▶ **What the exercise asks**:
From the records below, pull each line that has "Thought".

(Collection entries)
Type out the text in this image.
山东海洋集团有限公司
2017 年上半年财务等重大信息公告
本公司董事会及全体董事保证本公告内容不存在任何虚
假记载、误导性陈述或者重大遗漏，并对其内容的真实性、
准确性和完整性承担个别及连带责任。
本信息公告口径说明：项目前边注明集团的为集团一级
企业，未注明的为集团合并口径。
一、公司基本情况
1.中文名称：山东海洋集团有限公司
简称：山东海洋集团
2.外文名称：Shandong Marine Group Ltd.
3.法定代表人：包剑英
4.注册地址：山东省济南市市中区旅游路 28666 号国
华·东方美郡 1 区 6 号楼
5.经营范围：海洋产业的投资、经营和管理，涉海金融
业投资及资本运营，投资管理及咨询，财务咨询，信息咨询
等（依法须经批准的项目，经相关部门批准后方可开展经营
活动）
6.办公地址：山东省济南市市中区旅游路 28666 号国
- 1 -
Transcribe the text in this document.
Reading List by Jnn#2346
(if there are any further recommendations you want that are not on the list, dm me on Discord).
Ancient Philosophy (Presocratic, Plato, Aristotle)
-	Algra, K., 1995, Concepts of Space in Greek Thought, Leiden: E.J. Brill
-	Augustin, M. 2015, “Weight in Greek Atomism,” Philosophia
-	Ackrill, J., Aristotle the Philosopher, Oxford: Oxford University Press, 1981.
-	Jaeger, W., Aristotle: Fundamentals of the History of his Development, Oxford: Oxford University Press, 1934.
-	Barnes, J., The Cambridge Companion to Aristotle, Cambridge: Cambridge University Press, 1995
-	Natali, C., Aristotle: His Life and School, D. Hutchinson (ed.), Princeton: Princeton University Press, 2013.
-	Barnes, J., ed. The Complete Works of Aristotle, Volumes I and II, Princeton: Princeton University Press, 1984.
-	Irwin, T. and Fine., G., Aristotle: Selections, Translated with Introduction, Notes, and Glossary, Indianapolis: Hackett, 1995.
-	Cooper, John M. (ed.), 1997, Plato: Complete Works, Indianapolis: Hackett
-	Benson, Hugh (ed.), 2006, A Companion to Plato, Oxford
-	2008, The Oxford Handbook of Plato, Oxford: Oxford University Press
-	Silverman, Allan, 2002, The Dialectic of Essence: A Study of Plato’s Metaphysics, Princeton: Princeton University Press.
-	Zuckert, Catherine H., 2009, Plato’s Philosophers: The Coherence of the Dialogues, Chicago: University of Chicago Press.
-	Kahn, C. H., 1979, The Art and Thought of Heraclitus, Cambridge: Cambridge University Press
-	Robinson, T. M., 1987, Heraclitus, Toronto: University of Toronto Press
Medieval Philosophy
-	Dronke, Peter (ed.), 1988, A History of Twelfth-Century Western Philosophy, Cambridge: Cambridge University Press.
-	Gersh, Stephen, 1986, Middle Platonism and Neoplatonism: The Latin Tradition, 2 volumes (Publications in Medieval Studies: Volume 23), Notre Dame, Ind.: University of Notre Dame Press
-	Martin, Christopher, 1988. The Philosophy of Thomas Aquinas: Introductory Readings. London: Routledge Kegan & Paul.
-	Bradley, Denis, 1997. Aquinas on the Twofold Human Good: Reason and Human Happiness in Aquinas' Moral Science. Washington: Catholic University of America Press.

▶ **Final result**:
-	Algra, K., 1995, Concepts of Space in Greek Thought, Leiden: E.J. Brill
-	Kahn, C. H., 1979, The Art and Thought of Heraclitus, Cambridge: Cambridge University Press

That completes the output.